Aufgabenstellung.
Schreibe alle folgenden Datensätze Zeile für Zeile unverändert ab und lass dabei die Bilder weg.

Gegebene Daten.
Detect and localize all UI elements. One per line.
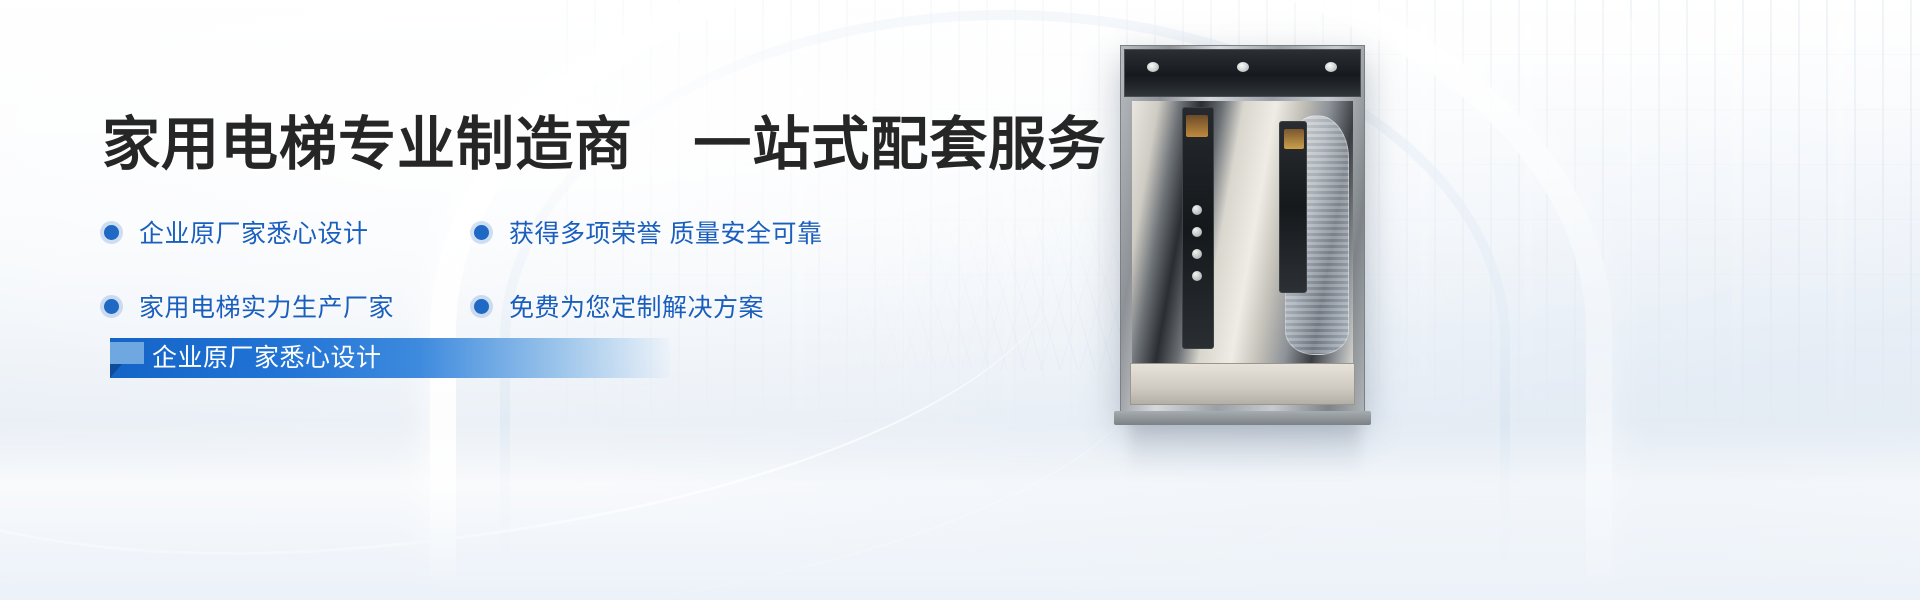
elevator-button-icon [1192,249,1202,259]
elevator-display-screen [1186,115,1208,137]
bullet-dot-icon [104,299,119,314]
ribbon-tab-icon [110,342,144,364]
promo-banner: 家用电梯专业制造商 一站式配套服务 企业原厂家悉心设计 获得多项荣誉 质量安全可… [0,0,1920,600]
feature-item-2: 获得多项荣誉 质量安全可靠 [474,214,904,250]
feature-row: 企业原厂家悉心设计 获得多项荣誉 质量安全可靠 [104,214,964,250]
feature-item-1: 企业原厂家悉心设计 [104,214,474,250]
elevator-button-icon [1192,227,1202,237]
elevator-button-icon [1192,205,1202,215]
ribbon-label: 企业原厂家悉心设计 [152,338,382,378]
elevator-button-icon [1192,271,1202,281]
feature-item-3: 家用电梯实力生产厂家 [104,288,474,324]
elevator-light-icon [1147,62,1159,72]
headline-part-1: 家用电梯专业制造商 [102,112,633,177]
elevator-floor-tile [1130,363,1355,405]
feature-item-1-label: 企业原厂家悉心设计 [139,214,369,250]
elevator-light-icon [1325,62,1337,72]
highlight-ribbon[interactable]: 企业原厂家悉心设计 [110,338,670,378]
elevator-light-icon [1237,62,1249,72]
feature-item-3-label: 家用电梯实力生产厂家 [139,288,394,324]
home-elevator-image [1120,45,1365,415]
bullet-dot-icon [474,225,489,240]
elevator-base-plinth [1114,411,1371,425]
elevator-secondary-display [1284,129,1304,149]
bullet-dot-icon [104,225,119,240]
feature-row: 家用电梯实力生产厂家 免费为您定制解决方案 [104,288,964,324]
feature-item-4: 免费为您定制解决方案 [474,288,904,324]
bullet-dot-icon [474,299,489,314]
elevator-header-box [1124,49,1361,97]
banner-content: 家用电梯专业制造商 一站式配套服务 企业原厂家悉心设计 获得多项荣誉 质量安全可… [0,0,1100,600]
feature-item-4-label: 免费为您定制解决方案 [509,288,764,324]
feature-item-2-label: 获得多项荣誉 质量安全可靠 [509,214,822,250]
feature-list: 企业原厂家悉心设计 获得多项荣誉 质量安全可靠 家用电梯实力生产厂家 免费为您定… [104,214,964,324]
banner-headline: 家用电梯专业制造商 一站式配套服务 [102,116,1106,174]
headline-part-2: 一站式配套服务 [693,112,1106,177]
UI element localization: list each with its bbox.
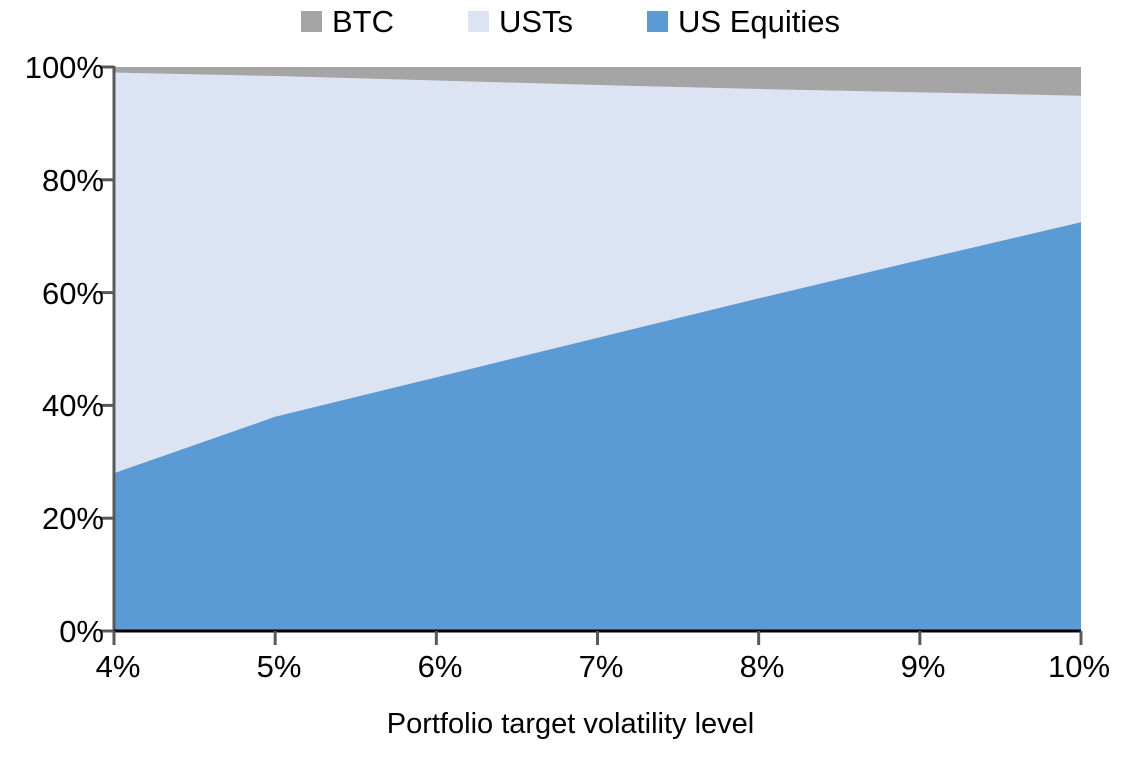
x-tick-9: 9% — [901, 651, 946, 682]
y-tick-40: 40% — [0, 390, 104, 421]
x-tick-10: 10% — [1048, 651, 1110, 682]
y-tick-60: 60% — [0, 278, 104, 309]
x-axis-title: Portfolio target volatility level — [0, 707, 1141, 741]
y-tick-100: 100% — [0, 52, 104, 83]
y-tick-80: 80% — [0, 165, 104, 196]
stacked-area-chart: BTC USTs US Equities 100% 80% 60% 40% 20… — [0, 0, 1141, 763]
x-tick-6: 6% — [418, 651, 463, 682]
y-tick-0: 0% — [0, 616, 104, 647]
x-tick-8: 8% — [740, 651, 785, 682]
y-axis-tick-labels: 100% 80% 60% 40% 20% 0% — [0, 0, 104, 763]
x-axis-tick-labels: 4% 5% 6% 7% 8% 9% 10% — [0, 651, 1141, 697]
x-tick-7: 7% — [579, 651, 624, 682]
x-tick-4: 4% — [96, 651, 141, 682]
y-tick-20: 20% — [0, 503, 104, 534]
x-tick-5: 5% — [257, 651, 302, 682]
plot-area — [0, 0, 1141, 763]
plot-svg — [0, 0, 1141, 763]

Antwort.
Detect and localize all UI elements. One per line.
elevator-button-icon [1192,249,1202,259]
elevator-display-screen [1186,115,1208,137]
bullet-dot-icon [104,299,119,314]
ribbon-tab-icon [110,342,144,364]
promo-banner: 家用电梯专业制造商 一站式配套服务 企业原厂家悉心设计 获得多项荣誉 质量安全可… [0,0,1920,600]
feature-item-2: 获得多项荣誉 质量安全可靠 [474,214,904,250]
feature-row: 企业原厂家悉心设计 获得多项荣誉 质量安全可靠 [104,214,964,250]
feature-item-1: 企业原厂家悉心设计 [104,214,474,250]
elevator-button-icon [1192,227,1202,237]
elevator-button-icon [1192,205,1202,215]
ribbon-label: 企业原厂家悉心设计 [152,338,382,378]
elevator-button-icon [1192,271,1202,281]
feature-item-3: 家用电梯实力生产厂家 [104,288,474,324]
elevator-light-icon [1147,62,1159,72]
headline-part-1: 家用电梯专业制造商 [102,112,633,177]
elevator-floor-tile [1130,363,1355,405]
feature-item-1-label: 企业原厂家悉心设计 [139,214,369,250]
elevator-light-icon [1325,62,1337,72]
highlight-ribbon[interactable]: 企业原厂家悉心设计 [110,338,670,378]
elevator-light-icon [1237,62,1249,72]
feature-item-3-label: 家用电梯实力生产厂家 [139,288,394,324]
home-elevator-image [1120,45,1365,415]
bullet-dot-icon [474,225,489,240]
elevator-base-plinth [1114,411,1371,425]
elevator-secondary-display [1284,129,1304,149]
bullet-dot-icon [104,225,119,240]
feature-row: 家用电梯实力生产厂家 免费为您定制解决方案 [104,288,964,324]
feature-item-4: 免费为您定制解决方案 [474,288,904,324]
bullet-dot-icon [474,299,489,314]
elevator-header-box [1124,49,1361,97]
banner-content: 家用电梯专业制造商 一站式配套服务 企业原厂家悉心设计 获得多项荣誉 质量安全可… [0,0,1100,600]
feature-item-4-label: 免费为您定制解决方案 [509,288,764,324]
feature-item-2-label: 获得多项荣誉 质量安全可靠 [509,214,822,250]
feature-list: 企业原厂家悉心设计 获得多项荣誉 质量安全可靠 家用电梯实力生产厂家 免费为您定… [104,214,964,324]
banner-headline: 家用电梯专业制造商 一站式配套服务 [102,116,1106,174]
headline-part-2: 一站式配套服务 [693,112,1106,177]
UI element localization: list each with its bbox.
x-tick-9: 9% — [901, 651, 946, 682]
y-tick-40: 40% — [0, 390, 104, 421]
x-tick-10: 10% — [1048, 651, 1110, 682]
y-tick-60: 60% — [0, 278, 104, 309]
x-axis-title: Portfolio target volatility level — [0, 707, 1141, 741]
y-tick-100: 100% — [0, 52, 104, 83]
y-tick-80: 80% — [0, 165, 104, 196]
stacked-area-chart: BTC USTs US Equities 100% 80% 60% 40% 20… — [0, 0, 1141, 763]
x-tick-6: 6% — [418, 651, 463, 682]
y-tick-0: 0% — [0, 616, 104, 647]
x-tick-8: 8% — [740, 651, 785, 682]
y-axis-tick-labels: 100% 80% 60% 40% 20% 0% — [0, 0, 104, 763]
x-axis-tick-labels: 4% 5% 6% 7% 8% 9% 10% — [0, 651, 1141, 697]
x-tick-7: 7% — [579, 651, 624, 682]
x-tick-4: 4% — [96, 651, 141, 682]
y-tick-20: 20% — [0, 503, 104, 534]
x-tick-5: 5% — [257, 651, 302, 682]
plot-area — [0, 0, 1141, 763]
plot-svg — [0, 0, 1141, 763]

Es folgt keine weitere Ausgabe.